• _Source material_:

** BEGIN **

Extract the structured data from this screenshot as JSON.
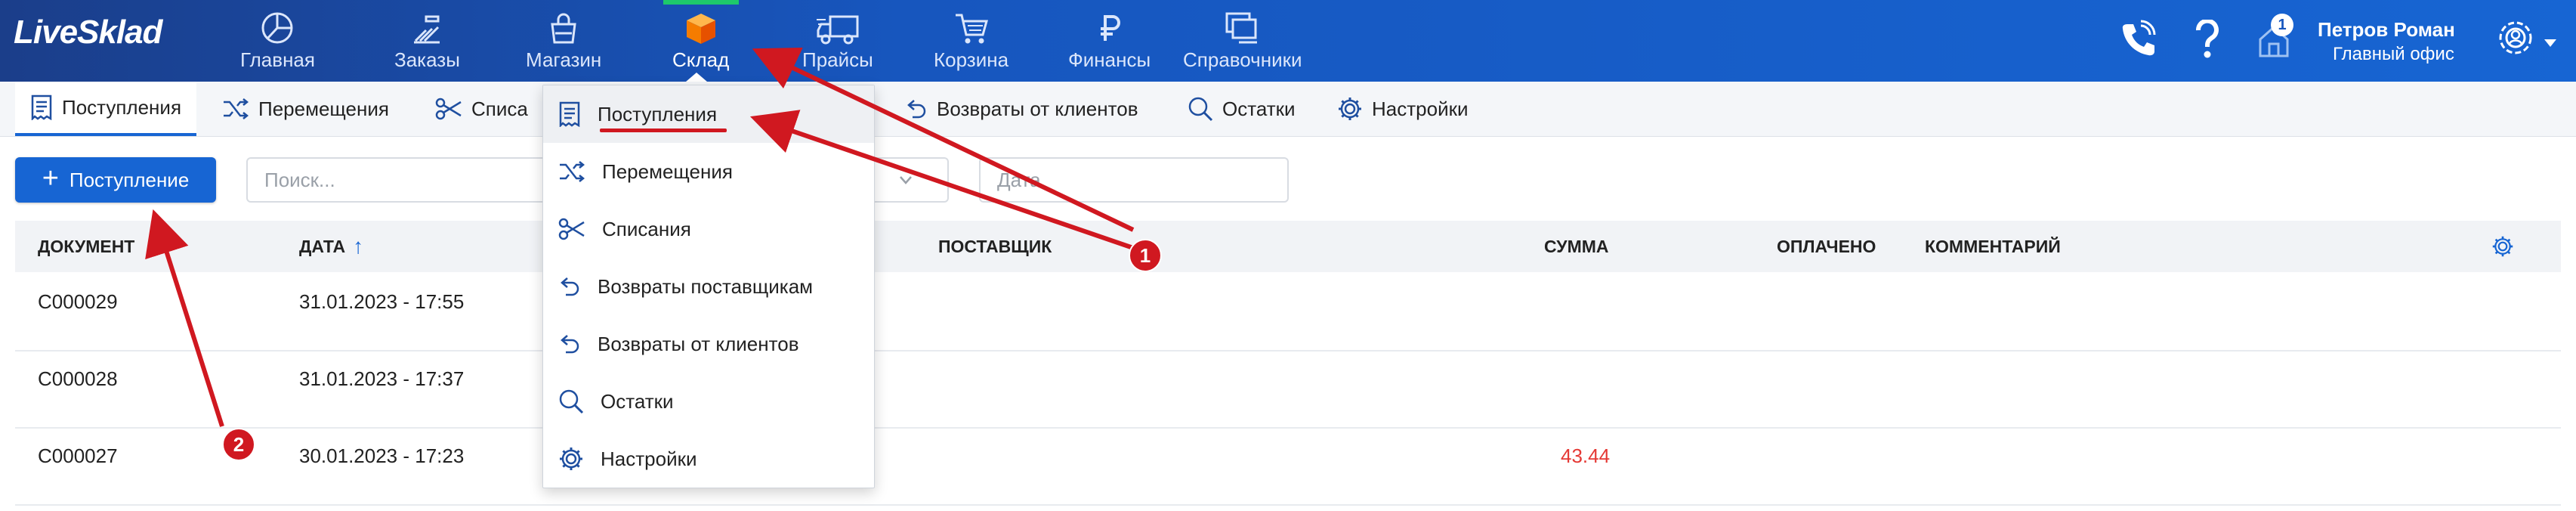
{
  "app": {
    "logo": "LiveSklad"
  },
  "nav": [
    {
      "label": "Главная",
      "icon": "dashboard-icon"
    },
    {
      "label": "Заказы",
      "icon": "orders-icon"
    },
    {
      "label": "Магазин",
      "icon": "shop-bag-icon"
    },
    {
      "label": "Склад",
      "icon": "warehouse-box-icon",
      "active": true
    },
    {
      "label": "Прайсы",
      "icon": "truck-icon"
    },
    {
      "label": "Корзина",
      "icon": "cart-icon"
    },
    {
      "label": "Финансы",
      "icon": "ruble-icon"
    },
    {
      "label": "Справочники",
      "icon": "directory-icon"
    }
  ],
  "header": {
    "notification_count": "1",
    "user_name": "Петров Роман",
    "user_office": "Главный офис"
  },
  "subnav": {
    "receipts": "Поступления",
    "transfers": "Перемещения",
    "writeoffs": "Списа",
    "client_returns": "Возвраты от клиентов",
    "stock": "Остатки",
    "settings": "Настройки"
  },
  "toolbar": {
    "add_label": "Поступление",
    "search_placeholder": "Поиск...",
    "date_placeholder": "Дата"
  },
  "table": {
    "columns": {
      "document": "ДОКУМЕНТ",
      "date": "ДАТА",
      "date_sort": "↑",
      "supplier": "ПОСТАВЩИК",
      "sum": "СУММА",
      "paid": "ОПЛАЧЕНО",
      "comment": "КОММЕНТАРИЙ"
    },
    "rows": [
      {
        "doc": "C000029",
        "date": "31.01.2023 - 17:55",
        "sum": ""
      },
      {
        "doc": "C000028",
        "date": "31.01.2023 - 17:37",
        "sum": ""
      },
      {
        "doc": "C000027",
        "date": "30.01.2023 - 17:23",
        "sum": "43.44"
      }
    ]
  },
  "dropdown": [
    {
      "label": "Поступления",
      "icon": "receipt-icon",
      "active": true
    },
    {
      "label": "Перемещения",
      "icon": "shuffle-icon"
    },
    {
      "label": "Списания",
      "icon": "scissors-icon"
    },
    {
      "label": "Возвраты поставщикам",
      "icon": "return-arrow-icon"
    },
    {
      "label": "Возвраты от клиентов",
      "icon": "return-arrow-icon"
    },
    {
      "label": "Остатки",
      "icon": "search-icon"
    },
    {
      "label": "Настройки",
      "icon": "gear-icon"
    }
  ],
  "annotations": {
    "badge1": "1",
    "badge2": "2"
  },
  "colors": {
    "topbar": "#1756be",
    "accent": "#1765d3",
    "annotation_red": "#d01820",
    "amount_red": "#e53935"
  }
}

** END **

• _What to work on_:
Extract every line containing the string "Перемещения" from the data above.

• _Task result_:
    "transfers": "Перемещения",
      "label": "Перемещения",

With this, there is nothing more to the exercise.